Stored data
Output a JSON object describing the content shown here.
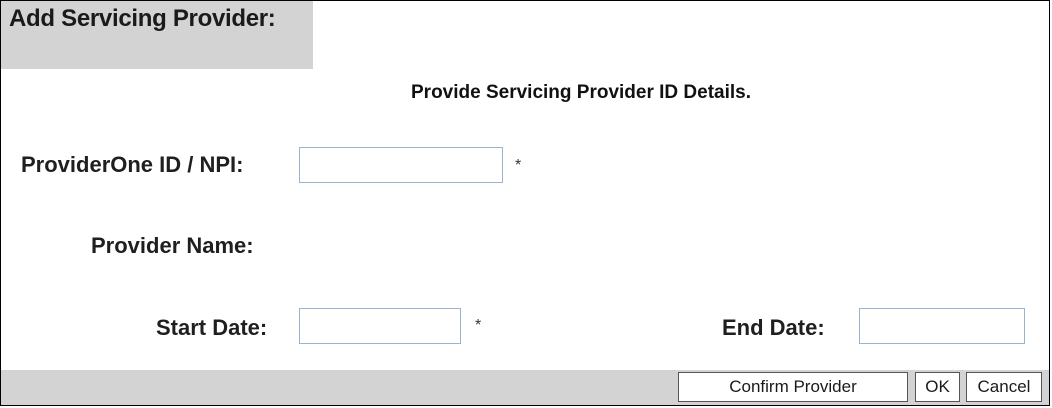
{
  "dialog": {
    "title": "Add Servicing Provider:",
    "subtitle": "Provide Servicing Provider ID Details."
  },
  "form": {
    "provider_id_label": "ProviderOne ID / NPI:",
    "provider_id_value": "",
    "provider_id_required": "*",
    "provider_name_label": "Provider Name:",
    "start_date_label": "Start Date:",
    "start_date_value": "",
    "start_date_required": "*",
    "end_date_label": "End Date:",
    "end_date_value": ""
  },
  "buttons": {
    "confirm_label": "Confirm Provider",
    "ok_label": "OK",
    "cancel_label": "Cancel"
  },
  "colors": {
    "panel_gray": "#d3d3d3",
    "field_border": "#9ab4cf"
  }
}
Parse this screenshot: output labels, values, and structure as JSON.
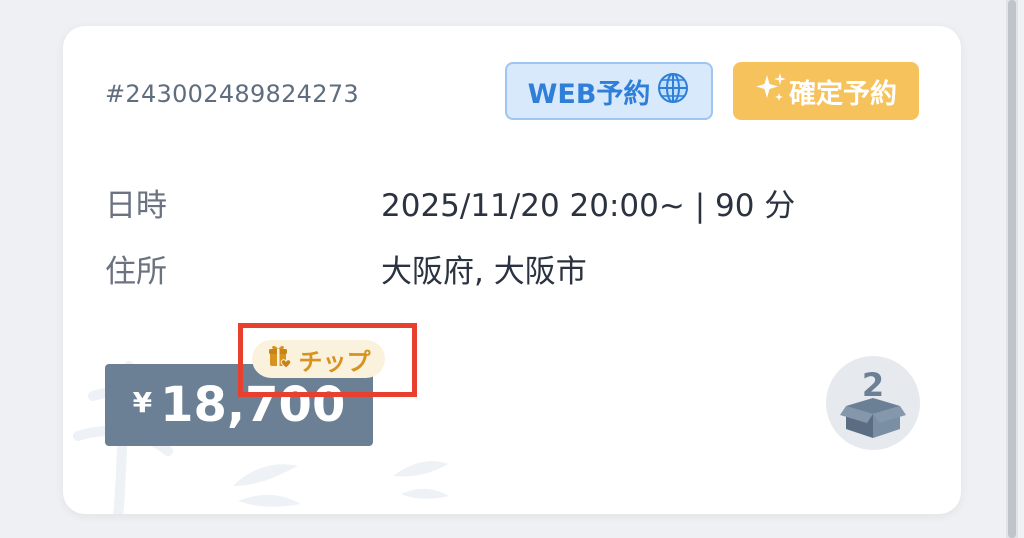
{
  "order": {
    "id": "#243002489824273"
  },
  "badges": {
    "web_label": "WEB予約",
    "web_icon": "globe-icon",
    "confirm_label": "確定予約",
    "confirm_icon": "sparkles-icon"
  },
  "details": {
    "datetime_label": "日時",
    "datetime_value": "2025/11/20 20:00~ | 90 分",
    "address_label": "住所",
    "address_value": "大阪府, 大阪市"
  },
  "price": {
    "currency": "¥",
    "amount": "18,700"
  },
  "tip": {
    "label": "チップ",
    "icon": "gift-heart-icon"
  },
  "package": {
    "count": "2",
    "icon": "box-icon"
  },
  "colors": {
    "accent_blue": "#2f7ed8",
    "accent_gold": "#f6c25b",
    "price_bg": "#6b7f95",
    "highlight": "#e8402f"
  }
}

• _To be done_
Quote the preceding records in their entirety, excluding every picture.

• _Answer for this exercise_
Output a JSON object describing the content shown here.
{
  "dialog": {
    "title": "Add Servicing Provider:",
    "subtitle": "Provide Servicing Provider ID Details."
  },
  "form": {
    "provider_id_label": "ProviderOne ID / NPI:",
    "provider_id_value": "",
    "provider_id_required": "*",
    "provider_name_label": "Provider Name:",
    "start_date_label": "Start Date:",
    "start_date_value": "",
    "start_date_required": "*",
    "end_date_label": "End Date:",
    "end_date_value": ""
  },
  "buttons": {
    "confirm_label": "Confirm Provider",
    "ok_label": "OK",
    "cancel_label": "Cancel"
  },
  "colors": {
    "panel_gray": "#d3d3d3",
    "field_border": "#9ab4cf"
  }
}
Parse this screenshot: output labels, values, and structure as JSON.
{
  "order": {
    "id": "#243002489824273"
  },
  "badges": {
    "web_label": "WEB予約",
    "web_icon": "globe-icon",
    "confirm_label": "確定予約",
    "confirm_icon": "sparkles-icon"
  },
  "details": {
    "datetime_label": "日時",
    "datetime_value": "2025/11/20 20:00~ | 90 分",
    "address_label": "住所",
    "address_value": "大阪府, 大阪市"
  },
  "price": {
    "currency": "¥",
    "amount": "18,700"
  },
  "tip": {
    "label": "チップ",
    "icon": "gift-heart-icon"
  },
  "package": {
    "count": "2",
    "icon": "box-icon"
  },
  "colors": {
    "accent_blue": "#2f7ed8",
    "accent_gold": "#f6c25b",
    "price_bg": "#6b7f95",
    "highlight": "#e8402f"
  }
}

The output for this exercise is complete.